• [Task directions] Print out the entries below with no edits.

Extracted data entries
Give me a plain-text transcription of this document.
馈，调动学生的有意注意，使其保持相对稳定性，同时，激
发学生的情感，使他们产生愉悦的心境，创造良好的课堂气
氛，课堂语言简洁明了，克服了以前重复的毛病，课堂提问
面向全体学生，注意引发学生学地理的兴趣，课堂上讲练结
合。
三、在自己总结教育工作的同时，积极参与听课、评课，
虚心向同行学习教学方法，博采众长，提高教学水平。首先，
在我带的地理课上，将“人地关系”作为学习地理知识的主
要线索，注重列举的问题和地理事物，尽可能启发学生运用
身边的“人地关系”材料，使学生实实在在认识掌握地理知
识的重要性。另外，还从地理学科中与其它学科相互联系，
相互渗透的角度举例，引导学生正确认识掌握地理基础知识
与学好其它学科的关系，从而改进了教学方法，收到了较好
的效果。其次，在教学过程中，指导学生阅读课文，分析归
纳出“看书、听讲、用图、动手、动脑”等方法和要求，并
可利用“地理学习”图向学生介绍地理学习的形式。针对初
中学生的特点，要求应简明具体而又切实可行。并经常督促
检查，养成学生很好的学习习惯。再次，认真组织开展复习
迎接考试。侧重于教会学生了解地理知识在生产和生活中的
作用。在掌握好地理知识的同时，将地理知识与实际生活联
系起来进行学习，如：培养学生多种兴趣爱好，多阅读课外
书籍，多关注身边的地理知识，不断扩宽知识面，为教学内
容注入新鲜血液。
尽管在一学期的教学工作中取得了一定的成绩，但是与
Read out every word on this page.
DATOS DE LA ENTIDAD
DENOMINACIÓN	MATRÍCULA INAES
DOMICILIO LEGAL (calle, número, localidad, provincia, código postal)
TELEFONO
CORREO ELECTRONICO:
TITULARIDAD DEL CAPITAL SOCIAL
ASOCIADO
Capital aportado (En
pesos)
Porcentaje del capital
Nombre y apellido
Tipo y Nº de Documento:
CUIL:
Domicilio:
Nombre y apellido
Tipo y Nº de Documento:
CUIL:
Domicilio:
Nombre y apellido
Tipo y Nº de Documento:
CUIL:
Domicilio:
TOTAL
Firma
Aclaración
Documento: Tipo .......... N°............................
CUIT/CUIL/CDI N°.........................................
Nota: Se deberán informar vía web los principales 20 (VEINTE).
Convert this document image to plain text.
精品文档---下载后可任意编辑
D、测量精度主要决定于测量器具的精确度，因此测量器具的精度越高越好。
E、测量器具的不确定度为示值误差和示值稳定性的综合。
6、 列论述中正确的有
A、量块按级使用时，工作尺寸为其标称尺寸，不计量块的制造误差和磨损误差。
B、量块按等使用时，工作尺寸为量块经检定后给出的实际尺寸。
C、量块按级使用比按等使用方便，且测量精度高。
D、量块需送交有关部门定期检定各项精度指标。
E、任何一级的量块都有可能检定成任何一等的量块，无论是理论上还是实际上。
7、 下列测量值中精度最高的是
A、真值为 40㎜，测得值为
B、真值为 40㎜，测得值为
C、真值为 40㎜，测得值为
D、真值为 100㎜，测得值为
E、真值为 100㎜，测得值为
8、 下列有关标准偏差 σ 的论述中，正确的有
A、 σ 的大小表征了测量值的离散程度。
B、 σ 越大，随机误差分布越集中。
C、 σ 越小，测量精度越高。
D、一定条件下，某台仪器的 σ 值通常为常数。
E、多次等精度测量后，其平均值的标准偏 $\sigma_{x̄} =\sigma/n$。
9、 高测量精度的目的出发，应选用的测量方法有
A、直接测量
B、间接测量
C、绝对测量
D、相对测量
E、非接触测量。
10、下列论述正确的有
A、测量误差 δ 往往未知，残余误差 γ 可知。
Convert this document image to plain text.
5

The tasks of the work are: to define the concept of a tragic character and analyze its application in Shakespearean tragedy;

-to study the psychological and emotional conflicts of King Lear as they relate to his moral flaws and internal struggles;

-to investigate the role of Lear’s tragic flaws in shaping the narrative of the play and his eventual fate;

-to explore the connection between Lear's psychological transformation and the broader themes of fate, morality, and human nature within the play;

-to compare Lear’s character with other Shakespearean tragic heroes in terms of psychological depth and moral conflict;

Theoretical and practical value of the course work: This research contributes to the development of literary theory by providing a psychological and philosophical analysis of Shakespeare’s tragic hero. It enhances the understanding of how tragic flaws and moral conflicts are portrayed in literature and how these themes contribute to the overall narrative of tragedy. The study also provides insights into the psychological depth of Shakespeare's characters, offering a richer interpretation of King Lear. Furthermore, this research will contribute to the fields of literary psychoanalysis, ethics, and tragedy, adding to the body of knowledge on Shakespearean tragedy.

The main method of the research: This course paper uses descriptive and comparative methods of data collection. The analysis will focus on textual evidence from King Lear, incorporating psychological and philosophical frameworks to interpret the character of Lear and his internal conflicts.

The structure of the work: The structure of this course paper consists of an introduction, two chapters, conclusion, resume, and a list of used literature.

• [Solution for this exercise]
Give me a plain-text transcription of this document.
馈，调动学生的有意注意，使其保持相对稳定性，同时，激
发学生的情感，使他们产生愉悦的心境，创造良好的课堂气
氛，课堂语言简洁明了，克服了以前重复的毛病，课堂提问
面向全体学生，注意引发学生学地理的兴趣，课堂上讲练结
合。
三、在自己总结教育工作的同时，积极参与听课、评课，
虚心向同行学习教学方法，博采众长，提高教学水平。首先，
在我带的地理课上，将“人地关系”作为学习地理知识的主
要线索，注重列举的问题和地理事物，尽可能启发学生运用
身边的“人地关系”材料，使学生实实在在认识掌握地理知
识的重要性。另外，还从地理学科中与其它学科相互联系，
相互渗透的角度举例，引导学生正确认识掌握地理基础知识
与学好其它学科的关系，从而改进了教学方法，收到了较好
的效果。其次，在教学过程中，指导学生阅读课文，分析归
纳出“看书、听讲、用图、动手、动脑”等方法和要求，并
可利用“地理学习”图向学生介绍地理学习的形式。针对初
中学生的特点，要求应简明具体而又切实可行。并经常督促
检查，养成学生很好的学习习惯。再次，认真组织开展复习
迎接考试。侧重于教会学生了解地理知识在生产和生活中的
作用。在掌握好地理知识的同时，将地理知识与实际生活联
系起来进行学习，如：培养学生多种兴趣爱好，多阅读课外
书籍，多关注身边的地理知识，不断扩宽知识面，为教学内
容注入新鲜血液。
尽管在一学期的教学工作中取得了一定的成绩，但是与
Read out every word on this page.
DATOS DE LA ENTIDAD
DENOMINACIÓN	MATRÍCULA INAES
DOMICILIO LEGAL (calle, número, localidad, provincia, código postal)
TELEFONO
CORREO ELECTRONICO:
TITULARIDAD DEL CAPITAL SOCIAL
ASOCIADO
Capital aportado (En
pesos)
Porcentaje del capital
Nombre y apellido
Tipo y Nº de Documento:
CUIL:
Domicilio:
Nombre y apellido
Tipo y Nº de Documento:
CUIL:
Domicilio:
Nombre y apellido
Tipo y Nº de Documento:
CUIL:
Domicilio:
TOTAL
Firma
Aclaración
Documento: Tipo .......... N°............................
CUIT/CUIL/CDI N°.........................................
Nota: Se deberán informar vía web los principales 20 (VEINTE).
Convert this document image to plain text.
精品文档---下载后可任意编辑
D、测量精度主要决定于测量器具的精确度，因此测量器具的精度越高越好。
E、测量器具的不确定度为示值误差和示值稳定性的综合。
6、 列论述中正确的有
A、量块按级使用时，工作尺寸为其标称尺寸，不计量块的制造误差和磨损误差。
B、量块按等使用时，工作尺寸为量块经检定后给出的实际尺寸。
C、量块按级使用比按等使用方便，且测量精度高。
D、量块需送交有关部门定期检定各项精度指标。
E、任何一级的量块都有可能检定成任何一等的量块，无论是理论上还是实际上。
7、 下列测量值中精度最高的是
A、真值为 40㎜，测得值为
B、真值为 40㎜，测得值为
C、真值为 40㎜，测得值为
D、真值为 100㎜，测得值为
E、真值为 100㎜，测得值为
8、 下列有关标准偏差 σ 的论述中，正确的有
A、 σ 的大小表征了测量值的离散程度。
B、 σ 越大，随机误差分布越集中。
C、 σ 越小，测量精度越高。
D、一定条件下，某台仪器的 σ 值通常为常数。
E、多次等精度测量后，其平均值的标准偏 $\sigma_{x̄} =\sigma/n$。
9、 高测量精度的目的出发，应选用的测量方法有
A、直接测量
B、间接测量
C、绝对测量
D、相对测量
E、非接触测量。
10、下列论述正确的有
A、测量误差 δ 往往未知，残余误差 γ 可知。
Convert this document image to plain text.
5

The tasks of the work are: to define the concept of a tragic character and analyze its application in Shakespearean tragedy;

-to study the psychological and emotional conflicts of King Lear as they relate to his moral flaws and internal struggles;

-to investigate the role of Lear’s tragic flaws in shaping the narrative of the play and his eventual fate;

-to explore the connection between Lear's psychological transformation and the broader themes of fate, morality, and human nature within the play;

-to compare Lear’s character with other Shakespearean tragic heroes in terms of psychological depth and moral conflict;

Theoretical and practical value of the course work: This research contributes to the development of literary theory by providing a psychological and philosophical analysis of Shakespeare’s tragic hero. It enhances the understanding of how tragic flaws and moral conflicts are portrayed in literature and how these themes contribute to the overall narrative of tragedy. The study also provides insights into the psychological depth of Shakespeare's characters, offering a richer interpretation of King Lear. Furthermore, this research will contribute to the fields of literary psychoanalysis, ethics, and tragedy, adding to the body of knowledge on Shakespearean tragedy.

The main method of the research: This course paper uses descriptive and comparative methods of data collection. The analysis will focus on textual evidence from King Lear, incorporating psychological and philosophical frameworks to interpret the character of Lear and his internal conflicts.

The structure of the work: The structure of this course paper consists of an introduction, two chapters, conclusion, resume, and a list of used literature.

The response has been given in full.